Provided entries:
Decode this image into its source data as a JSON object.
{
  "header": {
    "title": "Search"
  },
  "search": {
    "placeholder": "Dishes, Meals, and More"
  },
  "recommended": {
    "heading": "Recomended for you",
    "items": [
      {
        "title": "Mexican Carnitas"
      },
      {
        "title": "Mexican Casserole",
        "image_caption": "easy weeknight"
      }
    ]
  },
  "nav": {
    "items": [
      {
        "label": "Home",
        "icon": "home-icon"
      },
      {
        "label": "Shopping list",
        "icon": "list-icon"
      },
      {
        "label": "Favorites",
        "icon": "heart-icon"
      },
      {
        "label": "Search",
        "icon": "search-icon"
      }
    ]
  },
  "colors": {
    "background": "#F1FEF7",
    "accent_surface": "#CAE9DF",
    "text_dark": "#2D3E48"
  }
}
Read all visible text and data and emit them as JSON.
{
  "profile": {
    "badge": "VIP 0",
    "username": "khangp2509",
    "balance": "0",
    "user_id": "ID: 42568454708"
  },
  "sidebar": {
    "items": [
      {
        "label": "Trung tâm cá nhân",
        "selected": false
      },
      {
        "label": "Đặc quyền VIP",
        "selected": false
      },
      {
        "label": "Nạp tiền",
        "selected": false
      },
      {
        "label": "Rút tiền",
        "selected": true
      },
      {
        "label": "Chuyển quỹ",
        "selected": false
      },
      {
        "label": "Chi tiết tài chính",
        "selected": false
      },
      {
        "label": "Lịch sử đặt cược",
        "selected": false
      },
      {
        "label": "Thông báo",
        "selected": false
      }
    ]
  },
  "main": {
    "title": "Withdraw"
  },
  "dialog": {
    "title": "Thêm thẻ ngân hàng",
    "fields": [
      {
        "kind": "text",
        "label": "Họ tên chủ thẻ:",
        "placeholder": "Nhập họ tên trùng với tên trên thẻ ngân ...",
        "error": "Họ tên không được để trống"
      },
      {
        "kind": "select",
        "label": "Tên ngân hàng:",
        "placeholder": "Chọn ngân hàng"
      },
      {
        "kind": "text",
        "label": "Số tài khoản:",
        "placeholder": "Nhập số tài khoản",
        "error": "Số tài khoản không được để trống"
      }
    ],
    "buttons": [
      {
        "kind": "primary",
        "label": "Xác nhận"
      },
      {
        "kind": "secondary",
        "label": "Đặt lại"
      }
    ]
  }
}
--
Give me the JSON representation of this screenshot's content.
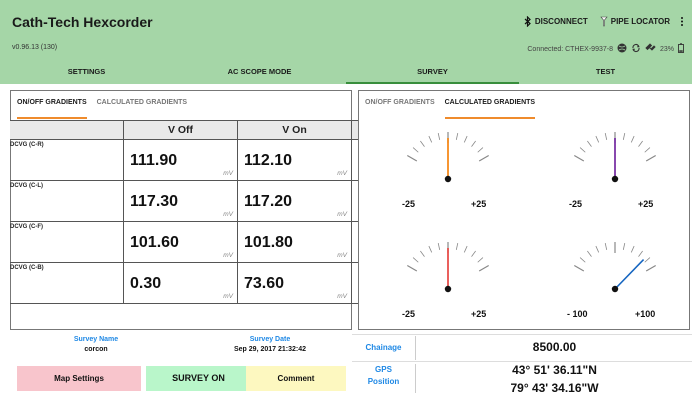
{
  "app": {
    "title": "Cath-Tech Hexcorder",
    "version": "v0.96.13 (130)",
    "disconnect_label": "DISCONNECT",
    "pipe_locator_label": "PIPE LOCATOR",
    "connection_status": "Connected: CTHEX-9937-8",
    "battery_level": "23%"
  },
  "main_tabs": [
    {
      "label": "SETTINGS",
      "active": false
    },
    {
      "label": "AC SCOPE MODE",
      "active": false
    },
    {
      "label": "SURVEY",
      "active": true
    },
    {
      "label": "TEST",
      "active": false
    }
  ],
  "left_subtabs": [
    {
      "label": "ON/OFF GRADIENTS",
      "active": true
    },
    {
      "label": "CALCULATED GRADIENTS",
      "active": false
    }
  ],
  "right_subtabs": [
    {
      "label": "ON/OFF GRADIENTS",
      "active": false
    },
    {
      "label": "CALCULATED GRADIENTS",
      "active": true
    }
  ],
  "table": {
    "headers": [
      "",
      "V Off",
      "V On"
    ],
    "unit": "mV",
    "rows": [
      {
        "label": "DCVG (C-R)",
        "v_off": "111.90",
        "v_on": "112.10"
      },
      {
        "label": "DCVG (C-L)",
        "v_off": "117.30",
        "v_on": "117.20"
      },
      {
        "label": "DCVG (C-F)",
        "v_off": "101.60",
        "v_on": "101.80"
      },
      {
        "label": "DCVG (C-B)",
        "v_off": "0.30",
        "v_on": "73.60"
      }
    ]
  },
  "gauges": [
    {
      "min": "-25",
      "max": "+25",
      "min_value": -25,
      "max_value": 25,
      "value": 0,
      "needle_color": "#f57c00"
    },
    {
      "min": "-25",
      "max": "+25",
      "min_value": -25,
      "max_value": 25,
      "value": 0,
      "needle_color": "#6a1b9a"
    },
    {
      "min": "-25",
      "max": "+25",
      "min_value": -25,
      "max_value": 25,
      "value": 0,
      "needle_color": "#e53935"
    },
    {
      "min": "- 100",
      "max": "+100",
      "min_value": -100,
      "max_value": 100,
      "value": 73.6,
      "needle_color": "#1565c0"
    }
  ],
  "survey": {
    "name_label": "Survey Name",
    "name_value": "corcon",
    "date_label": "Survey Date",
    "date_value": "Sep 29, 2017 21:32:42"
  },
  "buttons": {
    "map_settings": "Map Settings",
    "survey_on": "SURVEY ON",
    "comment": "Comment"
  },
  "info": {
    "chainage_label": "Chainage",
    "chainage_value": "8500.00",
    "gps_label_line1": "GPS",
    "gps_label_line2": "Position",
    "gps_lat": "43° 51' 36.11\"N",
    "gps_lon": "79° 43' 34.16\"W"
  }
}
...
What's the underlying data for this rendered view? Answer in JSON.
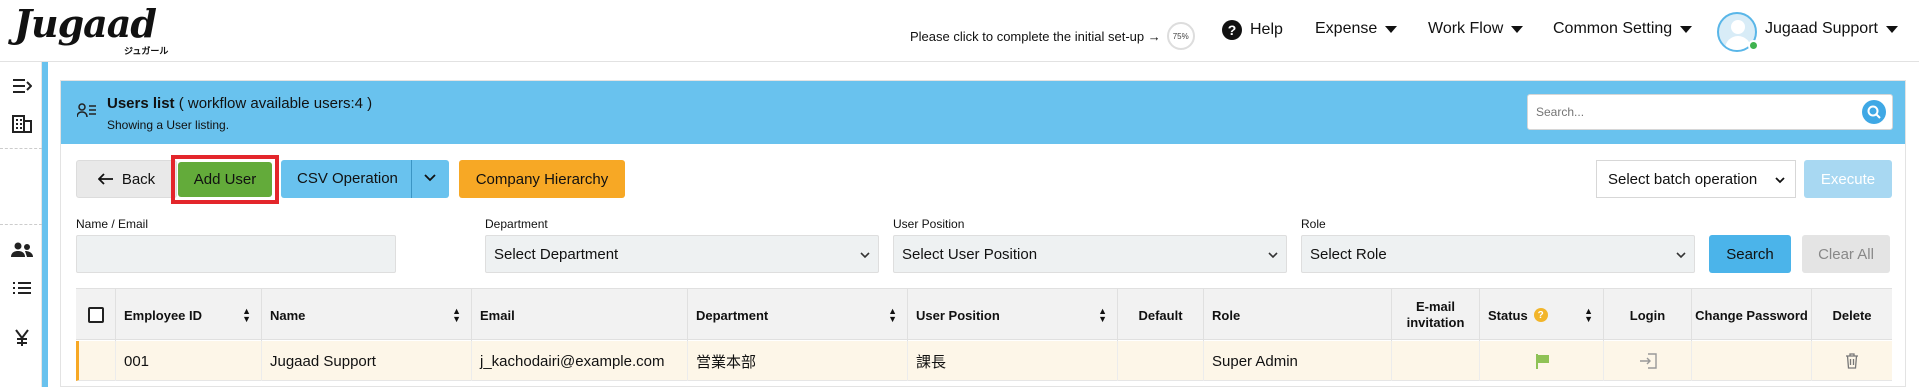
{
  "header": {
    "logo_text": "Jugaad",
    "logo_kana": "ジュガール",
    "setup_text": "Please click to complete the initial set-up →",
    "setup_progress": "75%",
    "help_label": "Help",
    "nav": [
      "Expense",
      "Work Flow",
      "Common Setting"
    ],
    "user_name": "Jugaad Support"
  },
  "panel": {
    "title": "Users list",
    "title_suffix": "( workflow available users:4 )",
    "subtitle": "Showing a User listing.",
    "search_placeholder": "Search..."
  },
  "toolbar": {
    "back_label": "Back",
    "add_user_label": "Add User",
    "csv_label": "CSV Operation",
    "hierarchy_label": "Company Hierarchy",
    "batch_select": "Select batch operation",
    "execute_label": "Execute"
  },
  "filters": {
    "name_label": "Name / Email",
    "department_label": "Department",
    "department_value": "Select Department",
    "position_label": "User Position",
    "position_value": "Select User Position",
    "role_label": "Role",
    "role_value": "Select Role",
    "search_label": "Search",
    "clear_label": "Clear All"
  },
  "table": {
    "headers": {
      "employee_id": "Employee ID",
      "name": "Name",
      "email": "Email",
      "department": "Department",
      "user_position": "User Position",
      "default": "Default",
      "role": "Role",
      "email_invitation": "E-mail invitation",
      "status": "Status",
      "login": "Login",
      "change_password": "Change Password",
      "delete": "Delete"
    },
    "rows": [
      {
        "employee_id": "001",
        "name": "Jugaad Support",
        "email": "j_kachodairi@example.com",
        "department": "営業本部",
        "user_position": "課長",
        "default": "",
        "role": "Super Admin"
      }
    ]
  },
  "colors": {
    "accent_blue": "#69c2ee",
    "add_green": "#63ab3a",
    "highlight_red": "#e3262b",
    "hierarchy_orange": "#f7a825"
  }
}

Your task:
Show the lines of the material that contain the word "được".

Result of this task:
        "error": "Họ tên không được để trống"
        "error": "Số tài khoản không được để trống"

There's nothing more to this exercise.